> **PROMPT**
Scan the data. Collect each line that contains the word "from".

Records about charts and figures:
:::

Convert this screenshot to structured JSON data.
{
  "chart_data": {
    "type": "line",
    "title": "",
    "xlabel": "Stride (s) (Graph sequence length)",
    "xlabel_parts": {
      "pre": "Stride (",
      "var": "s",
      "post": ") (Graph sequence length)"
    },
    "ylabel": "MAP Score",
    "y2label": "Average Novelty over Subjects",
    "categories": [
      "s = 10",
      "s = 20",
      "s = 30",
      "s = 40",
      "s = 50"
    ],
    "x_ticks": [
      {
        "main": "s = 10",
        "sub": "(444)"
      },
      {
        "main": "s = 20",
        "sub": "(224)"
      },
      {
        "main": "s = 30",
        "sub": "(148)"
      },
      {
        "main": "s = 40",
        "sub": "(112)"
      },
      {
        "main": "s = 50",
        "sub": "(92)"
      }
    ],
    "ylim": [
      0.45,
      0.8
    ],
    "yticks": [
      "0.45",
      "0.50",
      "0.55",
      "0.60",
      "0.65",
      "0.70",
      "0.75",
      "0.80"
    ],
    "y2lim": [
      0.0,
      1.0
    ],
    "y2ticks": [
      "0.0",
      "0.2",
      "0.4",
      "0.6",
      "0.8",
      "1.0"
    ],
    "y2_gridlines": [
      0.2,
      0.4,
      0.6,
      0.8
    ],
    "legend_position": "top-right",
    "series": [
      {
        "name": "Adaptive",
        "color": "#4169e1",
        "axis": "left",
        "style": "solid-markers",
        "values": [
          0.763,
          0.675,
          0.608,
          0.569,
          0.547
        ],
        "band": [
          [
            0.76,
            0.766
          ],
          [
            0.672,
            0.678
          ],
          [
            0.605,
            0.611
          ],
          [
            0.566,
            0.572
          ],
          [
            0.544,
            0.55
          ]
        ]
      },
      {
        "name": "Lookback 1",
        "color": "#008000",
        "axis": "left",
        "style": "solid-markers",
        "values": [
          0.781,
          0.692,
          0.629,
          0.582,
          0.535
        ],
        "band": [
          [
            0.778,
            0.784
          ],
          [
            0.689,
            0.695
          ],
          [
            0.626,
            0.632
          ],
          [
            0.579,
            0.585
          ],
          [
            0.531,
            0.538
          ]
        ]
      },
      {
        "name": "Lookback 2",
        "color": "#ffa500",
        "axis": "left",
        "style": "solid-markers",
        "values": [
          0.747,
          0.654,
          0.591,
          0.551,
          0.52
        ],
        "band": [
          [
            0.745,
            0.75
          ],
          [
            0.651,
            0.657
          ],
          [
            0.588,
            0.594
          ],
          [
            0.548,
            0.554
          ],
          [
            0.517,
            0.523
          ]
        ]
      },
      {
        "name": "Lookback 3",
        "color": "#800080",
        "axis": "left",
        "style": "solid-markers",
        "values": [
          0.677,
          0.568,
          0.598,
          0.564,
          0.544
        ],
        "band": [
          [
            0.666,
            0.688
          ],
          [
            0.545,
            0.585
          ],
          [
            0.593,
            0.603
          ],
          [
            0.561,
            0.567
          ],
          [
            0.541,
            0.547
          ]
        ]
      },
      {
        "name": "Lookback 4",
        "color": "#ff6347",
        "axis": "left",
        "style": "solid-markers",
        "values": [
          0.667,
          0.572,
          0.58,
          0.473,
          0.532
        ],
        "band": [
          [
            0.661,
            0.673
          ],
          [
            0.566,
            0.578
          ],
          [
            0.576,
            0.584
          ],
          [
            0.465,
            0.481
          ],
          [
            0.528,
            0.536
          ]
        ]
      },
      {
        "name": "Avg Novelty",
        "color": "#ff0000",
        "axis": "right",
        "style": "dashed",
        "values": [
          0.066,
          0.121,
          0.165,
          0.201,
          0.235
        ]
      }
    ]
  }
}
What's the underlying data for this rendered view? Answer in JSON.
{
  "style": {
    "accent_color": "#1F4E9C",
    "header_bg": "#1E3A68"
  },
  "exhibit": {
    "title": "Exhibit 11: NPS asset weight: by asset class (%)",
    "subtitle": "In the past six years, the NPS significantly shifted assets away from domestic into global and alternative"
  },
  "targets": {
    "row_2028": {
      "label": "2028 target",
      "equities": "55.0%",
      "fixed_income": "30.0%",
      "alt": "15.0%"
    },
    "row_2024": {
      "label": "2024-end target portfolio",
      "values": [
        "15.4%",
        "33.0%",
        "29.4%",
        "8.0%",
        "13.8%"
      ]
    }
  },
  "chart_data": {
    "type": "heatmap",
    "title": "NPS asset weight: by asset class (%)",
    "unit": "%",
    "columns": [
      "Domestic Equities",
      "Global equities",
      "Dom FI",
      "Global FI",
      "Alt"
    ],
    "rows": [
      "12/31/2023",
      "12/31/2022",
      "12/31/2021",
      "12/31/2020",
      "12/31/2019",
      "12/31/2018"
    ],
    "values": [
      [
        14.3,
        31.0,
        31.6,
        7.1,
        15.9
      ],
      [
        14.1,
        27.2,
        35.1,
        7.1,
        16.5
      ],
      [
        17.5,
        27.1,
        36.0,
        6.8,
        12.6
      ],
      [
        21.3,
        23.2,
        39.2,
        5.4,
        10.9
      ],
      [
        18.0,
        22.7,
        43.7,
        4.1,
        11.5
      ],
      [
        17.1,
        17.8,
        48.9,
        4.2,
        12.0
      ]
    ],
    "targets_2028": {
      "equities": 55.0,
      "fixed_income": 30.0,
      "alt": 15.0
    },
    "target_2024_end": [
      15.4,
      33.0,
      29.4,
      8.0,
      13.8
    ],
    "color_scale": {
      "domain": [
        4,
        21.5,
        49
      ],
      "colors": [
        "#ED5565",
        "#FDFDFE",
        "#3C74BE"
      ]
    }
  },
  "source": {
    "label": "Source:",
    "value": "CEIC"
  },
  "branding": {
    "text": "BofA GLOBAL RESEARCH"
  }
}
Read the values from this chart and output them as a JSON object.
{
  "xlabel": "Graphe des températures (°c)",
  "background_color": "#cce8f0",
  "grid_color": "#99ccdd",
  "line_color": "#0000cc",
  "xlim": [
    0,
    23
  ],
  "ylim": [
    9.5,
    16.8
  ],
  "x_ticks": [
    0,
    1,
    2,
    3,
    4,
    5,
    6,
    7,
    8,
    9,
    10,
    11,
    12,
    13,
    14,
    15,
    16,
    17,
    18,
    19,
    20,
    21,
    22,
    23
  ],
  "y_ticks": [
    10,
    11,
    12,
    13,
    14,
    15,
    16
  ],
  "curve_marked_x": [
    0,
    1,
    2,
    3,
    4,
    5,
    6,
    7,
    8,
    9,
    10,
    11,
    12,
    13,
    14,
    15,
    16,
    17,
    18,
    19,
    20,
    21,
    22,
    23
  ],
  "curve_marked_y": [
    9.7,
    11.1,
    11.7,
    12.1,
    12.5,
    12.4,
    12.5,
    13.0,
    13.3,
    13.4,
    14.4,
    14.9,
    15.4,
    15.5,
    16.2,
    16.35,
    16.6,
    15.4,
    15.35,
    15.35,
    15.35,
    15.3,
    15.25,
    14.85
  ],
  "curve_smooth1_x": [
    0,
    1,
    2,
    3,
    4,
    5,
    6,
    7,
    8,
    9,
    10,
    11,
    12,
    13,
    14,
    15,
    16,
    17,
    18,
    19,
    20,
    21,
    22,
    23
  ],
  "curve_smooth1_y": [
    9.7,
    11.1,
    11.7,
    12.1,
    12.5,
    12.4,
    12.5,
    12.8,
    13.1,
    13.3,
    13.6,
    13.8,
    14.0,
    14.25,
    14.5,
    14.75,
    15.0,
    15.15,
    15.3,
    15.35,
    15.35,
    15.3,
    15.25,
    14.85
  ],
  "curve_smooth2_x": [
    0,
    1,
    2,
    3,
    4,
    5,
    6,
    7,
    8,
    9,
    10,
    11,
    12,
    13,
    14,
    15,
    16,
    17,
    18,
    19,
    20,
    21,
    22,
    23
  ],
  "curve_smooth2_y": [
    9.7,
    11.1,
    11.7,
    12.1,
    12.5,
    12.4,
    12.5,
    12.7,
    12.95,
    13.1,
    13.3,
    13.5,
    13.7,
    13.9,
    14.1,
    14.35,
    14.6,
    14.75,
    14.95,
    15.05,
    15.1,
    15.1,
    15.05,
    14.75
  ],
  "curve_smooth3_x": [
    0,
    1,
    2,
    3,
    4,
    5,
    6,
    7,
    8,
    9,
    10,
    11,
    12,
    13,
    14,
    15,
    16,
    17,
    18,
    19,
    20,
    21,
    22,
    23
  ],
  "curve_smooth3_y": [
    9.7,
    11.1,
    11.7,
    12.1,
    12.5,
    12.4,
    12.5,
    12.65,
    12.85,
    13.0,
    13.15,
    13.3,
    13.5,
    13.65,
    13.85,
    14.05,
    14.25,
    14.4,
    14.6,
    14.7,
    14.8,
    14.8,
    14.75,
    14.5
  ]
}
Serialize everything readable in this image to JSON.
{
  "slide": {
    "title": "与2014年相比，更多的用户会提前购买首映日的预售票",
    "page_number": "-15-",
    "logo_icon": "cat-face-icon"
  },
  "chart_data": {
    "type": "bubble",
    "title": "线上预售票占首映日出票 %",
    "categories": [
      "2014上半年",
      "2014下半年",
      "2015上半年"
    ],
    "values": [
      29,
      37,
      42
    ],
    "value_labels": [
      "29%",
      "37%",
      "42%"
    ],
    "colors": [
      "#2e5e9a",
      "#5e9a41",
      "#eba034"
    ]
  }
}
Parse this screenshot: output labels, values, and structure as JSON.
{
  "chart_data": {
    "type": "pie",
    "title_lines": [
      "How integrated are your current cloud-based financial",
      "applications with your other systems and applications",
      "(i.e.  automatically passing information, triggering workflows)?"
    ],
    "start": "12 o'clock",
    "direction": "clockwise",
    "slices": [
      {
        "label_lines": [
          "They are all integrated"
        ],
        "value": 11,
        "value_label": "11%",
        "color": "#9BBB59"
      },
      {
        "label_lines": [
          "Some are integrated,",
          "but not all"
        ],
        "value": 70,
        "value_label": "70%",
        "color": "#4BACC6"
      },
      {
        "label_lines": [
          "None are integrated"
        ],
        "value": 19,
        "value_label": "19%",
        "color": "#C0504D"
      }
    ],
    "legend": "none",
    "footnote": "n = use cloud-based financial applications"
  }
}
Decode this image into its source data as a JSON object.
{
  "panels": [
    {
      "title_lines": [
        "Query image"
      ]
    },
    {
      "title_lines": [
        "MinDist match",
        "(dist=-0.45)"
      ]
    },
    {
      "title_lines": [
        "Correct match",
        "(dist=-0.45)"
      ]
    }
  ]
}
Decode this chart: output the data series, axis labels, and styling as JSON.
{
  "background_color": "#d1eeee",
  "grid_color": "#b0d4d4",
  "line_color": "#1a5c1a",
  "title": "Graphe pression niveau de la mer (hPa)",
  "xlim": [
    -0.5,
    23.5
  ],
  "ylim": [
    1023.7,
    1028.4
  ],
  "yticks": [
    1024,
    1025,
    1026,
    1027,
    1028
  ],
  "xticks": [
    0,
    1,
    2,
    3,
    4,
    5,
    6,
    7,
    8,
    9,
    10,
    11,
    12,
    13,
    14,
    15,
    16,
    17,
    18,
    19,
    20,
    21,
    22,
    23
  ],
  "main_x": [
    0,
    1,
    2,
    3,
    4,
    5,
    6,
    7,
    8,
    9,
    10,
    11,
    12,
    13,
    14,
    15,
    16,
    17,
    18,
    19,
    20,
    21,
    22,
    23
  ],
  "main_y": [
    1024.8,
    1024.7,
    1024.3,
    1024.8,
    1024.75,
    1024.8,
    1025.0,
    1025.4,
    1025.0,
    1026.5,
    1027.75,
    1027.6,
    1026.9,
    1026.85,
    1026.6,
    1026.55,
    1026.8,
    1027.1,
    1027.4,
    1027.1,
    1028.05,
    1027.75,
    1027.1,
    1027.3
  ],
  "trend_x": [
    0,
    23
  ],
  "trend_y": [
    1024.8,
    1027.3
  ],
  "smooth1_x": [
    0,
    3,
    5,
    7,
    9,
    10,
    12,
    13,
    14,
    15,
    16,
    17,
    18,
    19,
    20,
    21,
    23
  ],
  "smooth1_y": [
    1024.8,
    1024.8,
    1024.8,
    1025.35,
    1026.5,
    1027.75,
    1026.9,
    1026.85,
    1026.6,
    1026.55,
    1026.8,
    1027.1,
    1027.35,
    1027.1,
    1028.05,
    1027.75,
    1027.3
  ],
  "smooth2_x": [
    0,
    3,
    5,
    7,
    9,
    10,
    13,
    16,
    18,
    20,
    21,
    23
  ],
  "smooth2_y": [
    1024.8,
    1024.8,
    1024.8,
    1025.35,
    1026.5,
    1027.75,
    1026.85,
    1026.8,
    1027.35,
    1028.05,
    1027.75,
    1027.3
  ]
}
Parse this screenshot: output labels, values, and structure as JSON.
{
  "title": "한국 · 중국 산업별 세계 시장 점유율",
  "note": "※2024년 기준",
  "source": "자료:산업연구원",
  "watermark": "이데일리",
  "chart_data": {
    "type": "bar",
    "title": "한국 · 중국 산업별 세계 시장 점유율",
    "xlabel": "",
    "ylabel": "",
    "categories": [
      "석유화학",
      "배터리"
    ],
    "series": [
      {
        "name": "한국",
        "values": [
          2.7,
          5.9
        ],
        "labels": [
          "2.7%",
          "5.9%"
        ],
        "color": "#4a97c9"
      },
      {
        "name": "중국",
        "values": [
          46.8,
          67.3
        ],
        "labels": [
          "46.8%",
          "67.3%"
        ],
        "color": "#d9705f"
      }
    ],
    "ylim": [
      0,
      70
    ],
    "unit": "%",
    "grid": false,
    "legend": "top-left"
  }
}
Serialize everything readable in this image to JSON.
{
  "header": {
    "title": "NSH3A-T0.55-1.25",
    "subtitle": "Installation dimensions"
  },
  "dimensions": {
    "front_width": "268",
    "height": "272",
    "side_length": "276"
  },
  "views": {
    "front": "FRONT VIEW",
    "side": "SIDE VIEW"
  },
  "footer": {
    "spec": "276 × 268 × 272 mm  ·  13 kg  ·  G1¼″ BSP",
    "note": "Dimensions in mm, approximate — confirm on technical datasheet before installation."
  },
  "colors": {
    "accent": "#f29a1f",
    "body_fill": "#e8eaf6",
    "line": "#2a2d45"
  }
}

:::

> **RESULT**
    "subtitle": "In the past six years, the NPS significantly shifted assets away from domestic into global and alternative"
Read the values from this chart and output them as a JSON object.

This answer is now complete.